**Work instruction 1**
Answer these questions from the text on Oshima:
(a) What was Oshima initially trained as?
(b) By what year was he already directing?
(c) Who dreamed up the description "Japanese new wave"?
**Work instruction 2**
In the text on Oshima, write out the part from "His initial offerings" to "new European films.", swapping "provocateur" for "agitator".

**Passage**
#####
Oshima was initially trained as a lawyer, and upon finishing law school, he drifted into radical left activism, initially connected to the anti-nuclear protests that erupted in Japan in the early 1950s. Later in the decade, he managed to find entry level work for Shochiku studios, and in spite of his regular claims of utter disinterest in cinema, he began moonlighting as a film critic and quickly gained a reputation for deconstructive and socially relevant readings of contemporary film. By 1959, not yet 30 years of age, he was already directing.


His initial offerings were lumped into a 'Japanese new wave' - a description dreamed up by studios as a marketing term; in the face of sinking ticket sales, studios were hoping to co-opt and cash in on the then-developing French new wave. Oshima, however, seemed to take the idea to heart - in spirit, he was an analytical provocateur in the fashion of Godard, and he quickly set about crafting similarly rigorous and inventive films: Town Of Love And Hate, Cruel Story Of Youth, The Burial Of The Sun, and Night And Fog In Japan all appeared within 2 years, and featured the same kinds of wild stylistic and structural experiments (and previously unmentionable kinds of social criticism) seen in the finest of the new European films.


Studio response to the inflammatory Night And Fog In Japan had a disruptive effect upon Oshima's career - ejected from the studio system, he continued to work, but his films became less certain in their messages and ideas, and he operated at a greatly diminished profile. The outwardly unfocused films he made during this period can, nonetheless, be read as test runs for the spectacular creations he would offer later in the decade.
#####
**Given records**
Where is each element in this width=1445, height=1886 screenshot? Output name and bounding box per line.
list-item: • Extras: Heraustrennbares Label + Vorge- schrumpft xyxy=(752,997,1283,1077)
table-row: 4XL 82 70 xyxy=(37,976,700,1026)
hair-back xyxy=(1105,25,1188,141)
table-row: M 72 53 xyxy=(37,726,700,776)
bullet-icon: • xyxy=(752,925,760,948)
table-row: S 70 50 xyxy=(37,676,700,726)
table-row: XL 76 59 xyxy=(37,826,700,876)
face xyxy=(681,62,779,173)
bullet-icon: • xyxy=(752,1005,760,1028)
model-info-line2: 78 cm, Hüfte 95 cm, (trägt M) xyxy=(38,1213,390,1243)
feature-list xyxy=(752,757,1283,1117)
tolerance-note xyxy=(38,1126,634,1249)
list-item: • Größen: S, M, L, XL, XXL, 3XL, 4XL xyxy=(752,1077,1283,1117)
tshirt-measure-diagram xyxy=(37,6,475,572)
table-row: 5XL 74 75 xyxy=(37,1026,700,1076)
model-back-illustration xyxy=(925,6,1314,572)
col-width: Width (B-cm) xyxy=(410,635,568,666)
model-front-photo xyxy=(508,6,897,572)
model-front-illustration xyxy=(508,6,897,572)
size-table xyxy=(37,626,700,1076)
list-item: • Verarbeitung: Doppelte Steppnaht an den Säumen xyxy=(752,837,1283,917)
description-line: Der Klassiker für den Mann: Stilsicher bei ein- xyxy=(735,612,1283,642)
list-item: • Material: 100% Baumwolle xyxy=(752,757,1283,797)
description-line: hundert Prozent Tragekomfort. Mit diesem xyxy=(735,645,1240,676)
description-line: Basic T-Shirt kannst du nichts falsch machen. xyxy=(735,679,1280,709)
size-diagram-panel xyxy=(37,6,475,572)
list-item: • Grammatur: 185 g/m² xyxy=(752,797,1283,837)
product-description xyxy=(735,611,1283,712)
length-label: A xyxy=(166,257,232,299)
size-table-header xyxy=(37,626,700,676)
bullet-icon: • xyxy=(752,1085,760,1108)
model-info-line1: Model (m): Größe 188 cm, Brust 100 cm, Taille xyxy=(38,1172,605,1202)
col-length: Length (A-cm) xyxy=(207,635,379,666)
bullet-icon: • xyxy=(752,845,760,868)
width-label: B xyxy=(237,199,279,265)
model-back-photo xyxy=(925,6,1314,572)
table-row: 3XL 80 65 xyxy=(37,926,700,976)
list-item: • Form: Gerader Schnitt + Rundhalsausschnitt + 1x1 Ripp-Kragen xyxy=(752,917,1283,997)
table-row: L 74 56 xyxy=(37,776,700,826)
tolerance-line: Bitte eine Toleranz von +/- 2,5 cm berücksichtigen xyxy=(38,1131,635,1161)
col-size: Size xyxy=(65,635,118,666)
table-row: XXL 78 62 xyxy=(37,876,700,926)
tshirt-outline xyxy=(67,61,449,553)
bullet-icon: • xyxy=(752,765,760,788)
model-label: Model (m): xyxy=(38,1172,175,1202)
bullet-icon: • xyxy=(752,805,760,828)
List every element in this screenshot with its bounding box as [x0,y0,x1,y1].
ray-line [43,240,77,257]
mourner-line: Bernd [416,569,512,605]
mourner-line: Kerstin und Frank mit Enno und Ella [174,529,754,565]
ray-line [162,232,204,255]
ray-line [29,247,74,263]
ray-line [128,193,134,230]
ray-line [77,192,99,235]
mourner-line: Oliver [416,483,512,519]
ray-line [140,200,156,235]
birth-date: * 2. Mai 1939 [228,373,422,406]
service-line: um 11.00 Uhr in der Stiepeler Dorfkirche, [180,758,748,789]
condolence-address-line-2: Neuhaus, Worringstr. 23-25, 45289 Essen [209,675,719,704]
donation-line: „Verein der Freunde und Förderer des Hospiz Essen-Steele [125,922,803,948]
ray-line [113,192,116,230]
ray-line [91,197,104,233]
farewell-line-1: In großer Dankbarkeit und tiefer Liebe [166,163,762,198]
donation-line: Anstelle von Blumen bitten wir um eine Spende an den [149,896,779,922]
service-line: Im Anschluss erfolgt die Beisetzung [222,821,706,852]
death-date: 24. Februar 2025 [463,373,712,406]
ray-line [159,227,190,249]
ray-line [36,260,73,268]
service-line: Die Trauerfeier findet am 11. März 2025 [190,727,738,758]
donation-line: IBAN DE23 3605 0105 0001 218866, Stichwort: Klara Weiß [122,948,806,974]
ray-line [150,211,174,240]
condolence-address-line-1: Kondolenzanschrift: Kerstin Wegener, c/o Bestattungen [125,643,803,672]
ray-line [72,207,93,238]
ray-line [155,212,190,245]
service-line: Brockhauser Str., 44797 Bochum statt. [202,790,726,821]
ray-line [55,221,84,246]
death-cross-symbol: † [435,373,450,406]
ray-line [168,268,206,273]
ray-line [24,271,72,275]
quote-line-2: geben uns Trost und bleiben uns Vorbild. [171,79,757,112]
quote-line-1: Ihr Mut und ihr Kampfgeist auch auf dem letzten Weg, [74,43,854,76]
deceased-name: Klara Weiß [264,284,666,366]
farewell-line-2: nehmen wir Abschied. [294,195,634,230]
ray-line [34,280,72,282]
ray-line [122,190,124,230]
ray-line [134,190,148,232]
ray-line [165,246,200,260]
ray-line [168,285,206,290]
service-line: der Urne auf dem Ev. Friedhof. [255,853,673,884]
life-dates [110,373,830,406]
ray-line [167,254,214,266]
#####
**Result 1**
(a) A lawyer.
(b) 1959.
(c) Studios, as a marketing term.

**Result 2**
His initial offerings were lumped into a 'Japanese new wave' - a description dreamed up by studios as a marketing term; in the face of sinking ticket sales, studios were hoping to co-opt and cash in on the then-developing French new wave. Oshima, however, seemed to take the idea to heart - in spirit, he was an analytical agitator in the fashion of Godard, and he quickly set about crafting similarly rigorous and inventive films: Town Of Love And Hate, Cruel Story Of Youth, The Burial Of The Sun, and Night And Fog In Japan all appeared within 2 years, and featured the same kinds of wild stylistic and structural experiments (and previously unmentionable kinds of social criticism) seen in the finest of the new European films.